## BEGIN TASK DATA

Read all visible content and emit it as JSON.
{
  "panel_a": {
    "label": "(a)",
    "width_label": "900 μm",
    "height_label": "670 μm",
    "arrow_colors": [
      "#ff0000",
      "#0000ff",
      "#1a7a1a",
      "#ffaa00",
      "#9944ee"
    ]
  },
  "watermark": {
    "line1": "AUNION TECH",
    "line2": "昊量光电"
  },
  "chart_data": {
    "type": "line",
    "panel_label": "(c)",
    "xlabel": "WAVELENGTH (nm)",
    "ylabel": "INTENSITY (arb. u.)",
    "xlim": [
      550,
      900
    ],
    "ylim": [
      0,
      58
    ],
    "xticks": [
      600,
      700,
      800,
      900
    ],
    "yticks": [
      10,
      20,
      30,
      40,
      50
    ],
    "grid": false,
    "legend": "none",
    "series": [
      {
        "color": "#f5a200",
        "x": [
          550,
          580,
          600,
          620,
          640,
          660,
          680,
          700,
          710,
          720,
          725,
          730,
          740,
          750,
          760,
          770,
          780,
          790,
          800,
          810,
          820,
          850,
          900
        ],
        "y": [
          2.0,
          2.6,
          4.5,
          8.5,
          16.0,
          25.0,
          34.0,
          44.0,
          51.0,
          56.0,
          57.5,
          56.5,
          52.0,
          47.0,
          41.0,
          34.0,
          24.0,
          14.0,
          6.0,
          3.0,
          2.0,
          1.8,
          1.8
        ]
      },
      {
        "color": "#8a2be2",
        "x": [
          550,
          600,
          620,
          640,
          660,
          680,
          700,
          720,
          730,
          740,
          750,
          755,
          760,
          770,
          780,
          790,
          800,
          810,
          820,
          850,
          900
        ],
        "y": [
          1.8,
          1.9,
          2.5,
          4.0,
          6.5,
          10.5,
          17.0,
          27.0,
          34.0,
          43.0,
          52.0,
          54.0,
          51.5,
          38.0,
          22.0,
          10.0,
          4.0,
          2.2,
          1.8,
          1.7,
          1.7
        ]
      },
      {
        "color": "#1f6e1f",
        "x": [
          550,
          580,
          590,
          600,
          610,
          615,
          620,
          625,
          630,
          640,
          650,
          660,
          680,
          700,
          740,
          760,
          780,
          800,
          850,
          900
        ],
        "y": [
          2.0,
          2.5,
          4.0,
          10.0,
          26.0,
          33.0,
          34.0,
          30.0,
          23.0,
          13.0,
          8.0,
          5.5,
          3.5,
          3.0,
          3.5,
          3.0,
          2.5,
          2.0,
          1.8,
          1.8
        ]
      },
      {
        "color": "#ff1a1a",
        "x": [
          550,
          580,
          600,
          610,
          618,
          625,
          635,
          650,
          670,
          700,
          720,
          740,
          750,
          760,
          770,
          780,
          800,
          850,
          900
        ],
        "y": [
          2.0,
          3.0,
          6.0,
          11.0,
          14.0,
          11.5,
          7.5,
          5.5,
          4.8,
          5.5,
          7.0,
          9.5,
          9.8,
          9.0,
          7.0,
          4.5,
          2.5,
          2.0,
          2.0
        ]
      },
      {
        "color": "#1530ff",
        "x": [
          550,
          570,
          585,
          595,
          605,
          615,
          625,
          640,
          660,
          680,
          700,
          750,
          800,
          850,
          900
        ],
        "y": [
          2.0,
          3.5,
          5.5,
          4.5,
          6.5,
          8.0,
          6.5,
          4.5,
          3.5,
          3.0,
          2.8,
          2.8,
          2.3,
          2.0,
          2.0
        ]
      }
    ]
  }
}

## END TASK DATA

WORK REQUIRED: Retype all the records, matching them exactly.

OUTPUT FOR THIS EXERCISE:
Read all visible content and emit it as JSON.
{
  "panel_a": {
    "label": "(a)",
    "width_label": "900 μm",
    "height_label": "670 μm",
    "arrow_colors": [
      "#ff0000",
      "#0000ff",
      "#1a7a1a",
      "#ffaa00",
      "#9944ee"
    ]
  },
  "watermark": {
    "line1": "AUNION TECH",
    "line2": "昊量光电"
  },
  "chart_data": {
    "type": "line",
    "panel_label": "(c)",
    "xlabel": "WAVELENGTH (nm)",
    "ylabel": "INTENSITY (arb. u.)",
    "xlim": [
      550,
      900
    ],
    "ylim": [
      0,
      58
    ],
    "xticks": [
      600,
      700,
      800,
      900
    ],
    "yticks": [
      10,
      20,
      30,
      40,
      50
    ],
    "grid": false,
    "legend": "none",
    "series": [
      {
        "color": "#f5a200",
        "x": [
          550,
          580,
          600,
          620,
          640,
          660,
          680,
          700,
          710,
          720,
          725,
          730,
          740,
          750,
          760,
          770,
          780,
          790,
          800,
          810,
          820,
          850,
          900
        ],
        "y": [
          2.0,
          2.6,
          4.5,
          8.5,
          16.0,
          25.0,
          34.0,
          44.0,
          51.0,
          56.0,
          57.5,
          56.5,
          52.0,
          47.0,
          41.0,
          34.0,
          24.0,
          14.0,
          6.0,
          3.0,
          2.0,
          1.8,
          1.8
        ]
      },
      {
        "color": "#8a2be2",
        "x": [
          550,
          600,
          620,
          640,
          660,
          680,
          700,
          720,
          730,
          740,
          750,
          755,
          760,
          770,
          780,
          790,
          800,
          810,
          820,
          850,
          900
        ],
        "y": [
          1.8,
          1.9,
          2.5,
          4.0,
          6.5,
          10.5,
          17.0,
          27.0,
          34.0,
          43.0,
          52.0,
          54.0,
          51.5,
          38.0,
          22.0,
          10.0,
          4.0,
          2.2,
          1.8,
          1.7,
          1.7
        ]
      },
      {
        "color": "#1f6e1f",
        "x": [
          550,
          580,
          590,
          600,
          610,
          615,
          620,
          625,
          630,
          640,
          650,
          660,
          680,
          700,
          740,
          760,
          780,
          800,
          850,
          900
        ],
        "y": [
          2.0,
          2.5,
          4.0,
          10.0,
          26.0,
          33.0,
          34.0,
          30.0,
          23.0,
          13.0,
          8.0,
          5.5,
          3.5,
          3.0,
          3.5,
          3.0,
          2.5,
          2.0,
          1.8,
          1.8
        ]
      },
      {
        "color": "#ff1a1a",
        "x": [
          550,
          580,
          600,
          610,
          618,
          625,
          635,
          650,
          670,
          700,
          720,
          740,
          750,
          760,
          770,
          780,
          800,
          850,
          900
        ],
        "y": [
          2.0,
          3.0,
          6.0,
          11.0,
          14.0,
          11.5,
          7.5,
          5.5,
          4.8,
          5.5,
          7.0,
          9.5,
          9.8,
          9.0,
          7.0,
          4.5,
          2.5,
          2.0,
          2.0
        ]
      },
      {
        "color": "#1530ff",
        "x": [
          550,
          570,
          585,
          595,
          605,
          615,
          625,
          640,
          660,
          680,
          700,
          750,
          800,
          850,
          900
        ],
        "y": [
          2.0,
          3.5,
          5.5,
          4.5,
          6.5,
          8.0,
          6.5,
          4.5,
          3.5,
          3.0,
          2.8,
          2.8,
          2.3,
          2.0,
          2.0
        ]
      }
    ]
  }
}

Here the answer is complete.